EXERCISE TASK:
Look through the material and copy each line holding "apply".

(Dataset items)
● ● ● ●

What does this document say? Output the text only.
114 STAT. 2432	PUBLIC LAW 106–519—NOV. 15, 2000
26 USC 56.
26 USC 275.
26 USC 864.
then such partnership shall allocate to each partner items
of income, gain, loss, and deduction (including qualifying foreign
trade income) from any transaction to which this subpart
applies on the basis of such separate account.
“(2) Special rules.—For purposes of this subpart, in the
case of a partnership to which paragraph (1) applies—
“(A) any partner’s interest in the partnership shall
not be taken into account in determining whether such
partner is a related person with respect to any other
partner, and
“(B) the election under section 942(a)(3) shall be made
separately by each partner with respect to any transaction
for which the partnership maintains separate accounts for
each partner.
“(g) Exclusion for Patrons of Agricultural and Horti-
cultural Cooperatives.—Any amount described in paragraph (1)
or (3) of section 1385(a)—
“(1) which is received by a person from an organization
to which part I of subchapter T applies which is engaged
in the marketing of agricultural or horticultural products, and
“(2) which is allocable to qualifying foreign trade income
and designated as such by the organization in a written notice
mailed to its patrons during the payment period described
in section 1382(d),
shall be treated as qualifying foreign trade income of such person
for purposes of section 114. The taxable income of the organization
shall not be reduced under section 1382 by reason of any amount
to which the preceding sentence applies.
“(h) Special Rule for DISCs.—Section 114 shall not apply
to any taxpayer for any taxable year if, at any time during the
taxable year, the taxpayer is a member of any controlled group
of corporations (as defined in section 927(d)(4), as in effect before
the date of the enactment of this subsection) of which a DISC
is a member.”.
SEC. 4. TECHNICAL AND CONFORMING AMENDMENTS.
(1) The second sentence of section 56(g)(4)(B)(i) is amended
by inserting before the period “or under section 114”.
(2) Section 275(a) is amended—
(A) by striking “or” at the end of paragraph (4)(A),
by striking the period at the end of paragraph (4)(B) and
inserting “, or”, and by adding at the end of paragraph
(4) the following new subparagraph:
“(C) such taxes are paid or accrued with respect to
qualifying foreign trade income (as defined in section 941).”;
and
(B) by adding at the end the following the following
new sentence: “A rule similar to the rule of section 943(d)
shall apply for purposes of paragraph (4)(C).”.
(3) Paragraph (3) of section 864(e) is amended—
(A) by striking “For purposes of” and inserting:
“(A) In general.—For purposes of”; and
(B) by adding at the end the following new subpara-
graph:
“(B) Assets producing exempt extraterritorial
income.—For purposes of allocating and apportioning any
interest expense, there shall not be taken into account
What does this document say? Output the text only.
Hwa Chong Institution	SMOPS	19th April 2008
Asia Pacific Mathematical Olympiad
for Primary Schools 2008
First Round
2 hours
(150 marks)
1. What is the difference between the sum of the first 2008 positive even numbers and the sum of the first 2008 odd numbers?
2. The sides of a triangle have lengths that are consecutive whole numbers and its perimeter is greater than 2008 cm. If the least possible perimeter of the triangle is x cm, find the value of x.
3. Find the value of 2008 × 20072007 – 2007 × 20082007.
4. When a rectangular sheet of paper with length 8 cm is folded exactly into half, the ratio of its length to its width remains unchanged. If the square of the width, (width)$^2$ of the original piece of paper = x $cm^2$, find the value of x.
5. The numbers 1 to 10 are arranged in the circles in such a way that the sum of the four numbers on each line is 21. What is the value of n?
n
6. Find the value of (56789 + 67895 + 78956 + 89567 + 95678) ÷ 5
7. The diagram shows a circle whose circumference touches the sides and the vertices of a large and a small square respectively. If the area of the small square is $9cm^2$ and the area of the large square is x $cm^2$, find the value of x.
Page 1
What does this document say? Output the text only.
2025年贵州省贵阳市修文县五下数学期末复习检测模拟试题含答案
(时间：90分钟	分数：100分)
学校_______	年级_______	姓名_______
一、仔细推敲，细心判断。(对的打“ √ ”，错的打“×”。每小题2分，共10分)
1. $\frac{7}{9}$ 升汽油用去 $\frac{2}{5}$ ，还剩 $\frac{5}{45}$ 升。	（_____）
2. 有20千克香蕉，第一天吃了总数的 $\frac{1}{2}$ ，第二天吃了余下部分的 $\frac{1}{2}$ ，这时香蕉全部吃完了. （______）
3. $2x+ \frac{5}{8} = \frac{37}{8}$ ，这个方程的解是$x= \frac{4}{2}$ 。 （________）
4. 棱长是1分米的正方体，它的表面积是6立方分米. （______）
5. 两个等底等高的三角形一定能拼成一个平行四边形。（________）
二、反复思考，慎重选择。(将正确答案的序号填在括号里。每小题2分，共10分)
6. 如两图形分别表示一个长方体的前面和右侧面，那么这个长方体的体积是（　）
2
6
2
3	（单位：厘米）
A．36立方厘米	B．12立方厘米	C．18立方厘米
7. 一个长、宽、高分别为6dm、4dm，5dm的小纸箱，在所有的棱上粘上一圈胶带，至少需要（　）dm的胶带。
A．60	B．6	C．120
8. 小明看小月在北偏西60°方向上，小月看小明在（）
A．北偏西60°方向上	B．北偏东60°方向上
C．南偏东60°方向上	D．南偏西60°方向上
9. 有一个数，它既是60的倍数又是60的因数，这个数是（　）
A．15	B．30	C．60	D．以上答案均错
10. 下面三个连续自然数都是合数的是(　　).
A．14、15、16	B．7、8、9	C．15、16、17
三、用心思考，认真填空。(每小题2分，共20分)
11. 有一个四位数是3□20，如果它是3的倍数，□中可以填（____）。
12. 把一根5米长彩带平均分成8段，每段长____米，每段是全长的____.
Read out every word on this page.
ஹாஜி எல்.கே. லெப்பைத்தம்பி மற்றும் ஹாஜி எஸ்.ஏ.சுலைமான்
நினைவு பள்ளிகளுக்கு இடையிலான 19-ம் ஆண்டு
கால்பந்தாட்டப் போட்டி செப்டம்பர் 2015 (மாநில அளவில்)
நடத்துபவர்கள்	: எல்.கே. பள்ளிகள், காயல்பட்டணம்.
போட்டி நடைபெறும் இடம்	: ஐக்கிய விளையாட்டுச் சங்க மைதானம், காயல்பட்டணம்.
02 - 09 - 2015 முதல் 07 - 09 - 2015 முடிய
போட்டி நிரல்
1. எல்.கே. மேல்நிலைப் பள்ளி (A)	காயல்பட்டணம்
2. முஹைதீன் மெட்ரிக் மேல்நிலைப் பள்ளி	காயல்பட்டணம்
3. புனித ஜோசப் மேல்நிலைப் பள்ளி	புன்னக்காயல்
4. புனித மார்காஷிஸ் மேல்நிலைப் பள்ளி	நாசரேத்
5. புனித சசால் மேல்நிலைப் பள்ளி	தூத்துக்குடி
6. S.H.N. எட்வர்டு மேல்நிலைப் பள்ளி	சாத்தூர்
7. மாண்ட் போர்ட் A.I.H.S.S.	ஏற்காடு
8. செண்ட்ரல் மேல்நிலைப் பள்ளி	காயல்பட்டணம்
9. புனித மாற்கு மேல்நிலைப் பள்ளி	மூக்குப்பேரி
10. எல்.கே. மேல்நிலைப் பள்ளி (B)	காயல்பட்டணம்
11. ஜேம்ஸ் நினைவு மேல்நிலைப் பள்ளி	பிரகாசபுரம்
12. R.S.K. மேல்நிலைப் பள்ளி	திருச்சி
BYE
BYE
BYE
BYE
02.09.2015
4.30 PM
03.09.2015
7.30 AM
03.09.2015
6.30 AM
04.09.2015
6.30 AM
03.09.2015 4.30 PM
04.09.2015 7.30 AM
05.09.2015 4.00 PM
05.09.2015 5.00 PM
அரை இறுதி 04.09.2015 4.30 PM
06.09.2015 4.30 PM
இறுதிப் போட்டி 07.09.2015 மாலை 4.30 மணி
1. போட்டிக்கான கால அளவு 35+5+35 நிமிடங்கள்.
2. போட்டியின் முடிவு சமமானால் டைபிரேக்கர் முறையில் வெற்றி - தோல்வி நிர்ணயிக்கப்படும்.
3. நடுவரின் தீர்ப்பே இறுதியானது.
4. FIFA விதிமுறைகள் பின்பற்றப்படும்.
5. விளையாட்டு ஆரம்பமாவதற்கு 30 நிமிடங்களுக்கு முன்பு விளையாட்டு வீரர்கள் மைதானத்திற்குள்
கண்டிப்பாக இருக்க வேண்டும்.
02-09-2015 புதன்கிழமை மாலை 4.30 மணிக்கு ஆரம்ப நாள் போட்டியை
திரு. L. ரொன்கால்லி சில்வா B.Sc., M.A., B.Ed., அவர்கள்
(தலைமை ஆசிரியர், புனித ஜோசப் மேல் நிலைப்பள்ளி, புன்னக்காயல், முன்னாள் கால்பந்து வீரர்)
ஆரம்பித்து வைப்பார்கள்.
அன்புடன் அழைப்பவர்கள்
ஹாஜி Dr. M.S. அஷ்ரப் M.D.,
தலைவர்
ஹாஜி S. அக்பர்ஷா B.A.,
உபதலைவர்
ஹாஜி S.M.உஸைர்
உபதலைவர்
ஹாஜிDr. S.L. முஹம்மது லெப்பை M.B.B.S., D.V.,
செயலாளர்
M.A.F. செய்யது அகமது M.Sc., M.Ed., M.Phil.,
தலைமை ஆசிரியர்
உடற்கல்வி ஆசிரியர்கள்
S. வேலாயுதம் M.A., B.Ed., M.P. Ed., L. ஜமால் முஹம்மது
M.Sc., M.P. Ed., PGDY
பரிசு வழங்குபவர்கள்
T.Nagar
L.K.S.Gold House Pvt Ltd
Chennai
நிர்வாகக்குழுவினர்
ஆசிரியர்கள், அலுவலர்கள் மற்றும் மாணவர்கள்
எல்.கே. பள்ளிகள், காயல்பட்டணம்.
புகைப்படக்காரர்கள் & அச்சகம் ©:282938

● ● ● ●

ANSWER FOR THE TASK:
“(h) Special Rule for DISCs.—Section 114 shall not apply
shall apply for purposes of paragraph (4)(C).”.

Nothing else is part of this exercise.